Establish how many lines in the material include the string "interest" and report it as a lone number.
┄┄┄┄┄┄
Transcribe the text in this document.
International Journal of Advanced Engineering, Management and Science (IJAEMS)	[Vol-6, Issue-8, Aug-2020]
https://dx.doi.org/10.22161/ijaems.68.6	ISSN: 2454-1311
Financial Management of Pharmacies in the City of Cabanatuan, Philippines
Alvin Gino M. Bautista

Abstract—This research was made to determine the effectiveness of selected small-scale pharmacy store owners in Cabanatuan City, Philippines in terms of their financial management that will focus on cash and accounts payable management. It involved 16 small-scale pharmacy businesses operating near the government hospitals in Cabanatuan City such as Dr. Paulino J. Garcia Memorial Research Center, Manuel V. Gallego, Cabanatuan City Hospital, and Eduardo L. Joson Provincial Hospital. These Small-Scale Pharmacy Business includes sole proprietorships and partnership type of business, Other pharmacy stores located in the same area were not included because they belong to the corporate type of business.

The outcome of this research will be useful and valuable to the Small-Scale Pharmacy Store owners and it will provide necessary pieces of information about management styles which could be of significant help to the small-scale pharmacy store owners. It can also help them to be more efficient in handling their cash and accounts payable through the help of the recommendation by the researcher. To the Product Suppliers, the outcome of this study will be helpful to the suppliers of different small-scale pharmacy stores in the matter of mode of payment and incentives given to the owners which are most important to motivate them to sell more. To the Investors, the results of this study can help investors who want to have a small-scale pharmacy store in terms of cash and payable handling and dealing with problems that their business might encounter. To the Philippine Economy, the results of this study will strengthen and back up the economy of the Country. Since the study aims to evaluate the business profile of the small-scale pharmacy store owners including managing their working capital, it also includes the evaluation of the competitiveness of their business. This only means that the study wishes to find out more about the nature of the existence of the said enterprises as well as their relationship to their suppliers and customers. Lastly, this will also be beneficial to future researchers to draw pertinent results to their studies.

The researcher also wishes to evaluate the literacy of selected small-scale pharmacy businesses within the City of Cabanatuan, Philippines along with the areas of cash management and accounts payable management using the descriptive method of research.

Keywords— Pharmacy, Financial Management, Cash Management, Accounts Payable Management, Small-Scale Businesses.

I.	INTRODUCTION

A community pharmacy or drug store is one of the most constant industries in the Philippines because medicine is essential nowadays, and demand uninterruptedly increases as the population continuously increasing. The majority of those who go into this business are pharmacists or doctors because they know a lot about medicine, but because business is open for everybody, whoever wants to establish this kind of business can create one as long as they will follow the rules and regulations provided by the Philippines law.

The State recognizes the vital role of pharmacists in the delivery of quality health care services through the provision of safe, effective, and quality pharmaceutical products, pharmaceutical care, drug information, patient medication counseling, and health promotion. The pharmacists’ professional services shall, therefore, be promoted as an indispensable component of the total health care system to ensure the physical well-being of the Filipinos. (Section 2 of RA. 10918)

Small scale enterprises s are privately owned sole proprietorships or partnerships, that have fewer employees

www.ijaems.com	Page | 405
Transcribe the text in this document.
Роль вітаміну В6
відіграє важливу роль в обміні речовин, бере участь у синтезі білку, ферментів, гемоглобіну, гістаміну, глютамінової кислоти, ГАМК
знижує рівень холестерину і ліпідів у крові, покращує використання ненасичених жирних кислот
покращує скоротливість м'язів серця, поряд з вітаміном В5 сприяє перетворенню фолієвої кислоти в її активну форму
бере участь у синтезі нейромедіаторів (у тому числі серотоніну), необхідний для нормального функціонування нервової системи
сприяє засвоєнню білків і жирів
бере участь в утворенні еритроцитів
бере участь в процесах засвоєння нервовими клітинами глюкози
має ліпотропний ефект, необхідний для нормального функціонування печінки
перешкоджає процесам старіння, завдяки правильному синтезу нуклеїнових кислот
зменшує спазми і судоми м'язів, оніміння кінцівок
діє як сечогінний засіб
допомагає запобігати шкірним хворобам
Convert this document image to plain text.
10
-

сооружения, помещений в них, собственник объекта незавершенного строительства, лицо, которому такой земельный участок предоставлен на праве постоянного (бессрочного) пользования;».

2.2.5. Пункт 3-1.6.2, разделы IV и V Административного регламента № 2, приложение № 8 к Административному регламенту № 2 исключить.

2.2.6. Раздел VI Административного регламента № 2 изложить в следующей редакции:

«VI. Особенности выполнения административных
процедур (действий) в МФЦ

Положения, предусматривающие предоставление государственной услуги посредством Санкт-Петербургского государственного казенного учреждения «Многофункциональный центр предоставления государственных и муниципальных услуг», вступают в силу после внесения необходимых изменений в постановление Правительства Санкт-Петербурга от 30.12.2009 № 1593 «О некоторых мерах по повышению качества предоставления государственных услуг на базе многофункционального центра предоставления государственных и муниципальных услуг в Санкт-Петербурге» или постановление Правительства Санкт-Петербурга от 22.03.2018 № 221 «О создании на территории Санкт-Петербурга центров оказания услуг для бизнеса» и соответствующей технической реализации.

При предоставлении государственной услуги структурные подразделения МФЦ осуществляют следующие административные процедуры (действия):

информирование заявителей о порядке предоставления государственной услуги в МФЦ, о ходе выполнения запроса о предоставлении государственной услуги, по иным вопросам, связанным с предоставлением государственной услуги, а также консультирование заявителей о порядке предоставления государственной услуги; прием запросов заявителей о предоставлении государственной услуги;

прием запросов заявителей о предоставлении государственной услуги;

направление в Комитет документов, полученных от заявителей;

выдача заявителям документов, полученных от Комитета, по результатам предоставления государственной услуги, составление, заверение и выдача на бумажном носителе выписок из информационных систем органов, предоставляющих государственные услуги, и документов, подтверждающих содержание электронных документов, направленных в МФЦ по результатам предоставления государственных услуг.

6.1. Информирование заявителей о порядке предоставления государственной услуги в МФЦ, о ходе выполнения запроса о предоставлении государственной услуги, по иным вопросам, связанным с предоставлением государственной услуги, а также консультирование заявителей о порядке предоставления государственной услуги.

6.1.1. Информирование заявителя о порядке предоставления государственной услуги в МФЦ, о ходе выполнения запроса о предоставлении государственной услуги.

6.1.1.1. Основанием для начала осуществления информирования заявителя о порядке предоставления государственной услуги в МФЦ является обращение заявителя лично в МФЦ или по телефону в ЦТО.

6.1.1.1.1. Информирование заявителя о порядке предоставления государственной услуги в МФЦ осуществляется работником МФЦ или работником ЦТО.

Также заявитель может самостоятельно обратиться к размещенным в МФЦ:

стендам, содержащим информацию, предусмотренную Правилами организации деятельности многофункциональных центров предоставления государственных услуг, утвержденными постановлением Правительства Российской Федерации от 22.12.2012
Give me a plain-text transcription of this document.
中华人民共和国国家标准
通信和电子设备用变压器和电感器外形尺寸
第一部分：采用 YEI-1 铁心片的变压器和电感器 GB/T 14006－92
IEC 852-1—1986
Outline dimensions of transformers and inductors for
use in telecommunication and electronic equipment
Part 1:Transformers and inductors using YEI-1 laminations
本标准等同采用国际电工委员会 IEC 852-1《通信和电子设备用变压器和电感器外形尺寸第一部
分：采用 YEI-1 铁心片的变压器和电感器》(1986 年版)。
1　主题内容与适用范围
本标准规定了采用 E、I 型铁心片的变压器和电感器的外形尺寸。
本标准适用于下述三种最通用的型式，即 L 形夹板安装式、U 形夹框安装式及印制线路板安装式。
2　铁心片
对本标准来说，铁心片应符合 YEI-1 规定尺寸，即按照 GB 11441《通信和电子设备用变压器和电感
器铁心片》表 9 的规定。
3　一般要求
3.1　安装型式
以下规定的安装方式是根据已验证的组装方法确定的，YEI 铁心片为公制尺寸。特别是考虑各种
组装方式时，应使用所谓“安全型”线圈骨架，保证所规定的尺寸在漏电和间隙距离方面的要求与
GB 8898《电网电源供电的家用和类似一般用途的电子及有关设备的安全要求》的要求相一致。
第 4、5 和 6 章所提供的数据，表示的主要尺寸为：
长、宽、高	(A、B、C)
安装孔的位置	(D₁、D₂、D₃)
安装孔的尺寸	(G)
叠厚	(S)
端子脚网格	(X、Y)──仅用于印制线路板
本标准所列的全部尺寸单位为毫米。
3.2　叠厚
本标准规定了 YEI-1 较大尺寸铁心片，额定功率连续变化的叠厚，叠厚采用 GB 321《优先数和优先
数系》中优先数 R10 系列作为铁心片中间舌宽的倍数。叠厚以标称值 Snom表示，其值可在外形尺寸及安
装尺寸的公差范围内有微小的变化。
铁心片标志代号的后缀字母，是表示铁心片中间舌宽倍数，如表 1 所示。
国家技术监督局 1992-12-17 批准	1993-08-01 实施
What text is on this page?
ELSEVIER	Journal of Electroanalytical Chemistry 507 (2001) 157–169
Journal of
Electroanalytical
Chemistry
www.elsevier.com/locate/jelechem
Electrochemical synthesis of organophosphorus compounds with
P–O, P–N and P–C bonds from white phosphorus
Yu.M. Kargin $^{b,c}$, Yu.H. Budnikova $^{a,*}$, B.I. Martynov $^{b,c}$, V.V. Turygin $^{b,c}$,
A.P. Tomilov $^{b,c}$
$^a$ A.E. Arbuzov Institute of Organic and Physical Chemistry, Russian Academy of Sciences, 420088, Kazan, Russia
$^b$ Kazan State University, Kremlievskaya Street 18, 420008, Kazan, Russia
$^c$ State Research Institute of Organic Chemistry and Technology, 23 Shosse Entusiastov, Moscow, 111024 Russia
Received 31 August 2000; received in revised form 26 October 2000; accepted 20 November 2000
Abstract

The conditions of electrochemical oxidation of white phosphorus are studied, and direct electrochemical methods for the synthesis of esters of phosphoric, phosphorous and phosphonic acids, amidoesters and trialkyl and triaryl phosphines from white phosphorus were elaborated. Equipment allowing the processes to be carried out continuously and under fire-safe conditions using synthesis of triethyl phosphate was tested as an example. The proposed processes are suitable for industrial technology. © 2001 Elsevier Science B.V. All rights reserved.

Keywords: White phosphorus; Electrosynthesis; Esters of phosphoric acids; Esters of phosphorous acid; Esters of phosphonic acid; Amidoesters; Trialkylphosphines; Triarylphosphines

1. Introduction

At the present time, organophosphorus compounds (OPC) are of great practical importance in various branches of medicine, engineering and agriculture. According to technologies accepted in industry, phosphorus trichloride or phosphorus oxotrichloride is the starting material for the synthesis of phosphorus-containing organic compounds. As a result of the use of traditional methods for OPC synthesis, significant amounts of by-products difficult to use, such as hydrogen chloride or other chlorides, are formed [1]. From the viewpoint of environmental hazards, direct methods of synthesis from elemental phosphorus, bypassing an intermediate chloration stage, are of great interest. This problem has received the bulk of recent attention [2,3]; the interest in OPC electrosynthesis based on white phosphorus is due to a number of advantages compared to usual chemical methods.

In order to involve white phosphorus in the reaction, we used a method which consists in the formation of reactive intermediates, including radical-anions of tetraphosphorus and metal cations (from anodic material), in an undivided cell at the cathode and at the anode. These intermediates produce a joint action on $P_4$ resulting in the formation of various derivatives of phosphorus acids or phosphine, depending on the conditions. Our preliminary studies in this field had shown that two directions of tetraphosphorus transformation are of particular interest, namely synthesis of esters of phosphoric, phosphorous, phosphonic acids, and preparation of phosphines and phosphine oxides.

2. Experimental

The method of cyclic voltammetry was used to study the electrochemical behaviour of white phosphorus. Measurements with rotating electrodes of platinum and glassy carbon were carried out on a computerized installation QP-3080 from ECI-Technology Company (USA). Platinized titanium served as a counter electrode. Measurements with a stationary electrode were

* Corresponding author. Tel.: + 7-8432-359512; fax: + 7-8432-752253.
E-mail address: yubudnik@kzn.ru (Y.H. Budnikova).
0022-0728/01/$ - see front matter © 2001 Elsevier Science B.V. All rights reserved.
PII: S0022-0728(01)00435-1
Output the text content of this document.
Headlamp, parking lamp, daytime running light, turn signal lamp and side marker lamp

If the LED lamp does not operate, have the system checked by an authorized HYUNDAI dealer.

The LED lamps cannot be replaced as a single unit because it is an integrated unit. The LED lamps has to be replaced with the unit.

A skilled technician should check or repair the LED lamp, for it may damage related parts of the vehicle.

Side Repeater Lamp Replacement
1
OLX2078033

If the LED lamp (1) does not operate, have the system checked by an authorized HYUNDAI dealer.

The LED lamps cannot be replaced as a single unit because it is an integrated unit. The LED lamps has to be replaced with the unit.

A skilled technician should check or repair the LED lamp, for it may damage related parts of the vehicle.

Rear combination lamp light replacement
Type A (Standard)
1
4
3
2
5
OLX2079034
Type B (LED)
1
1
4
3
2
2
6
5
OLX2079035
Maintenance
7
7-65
┄┄┄┄┄┄
_Answer:_ 2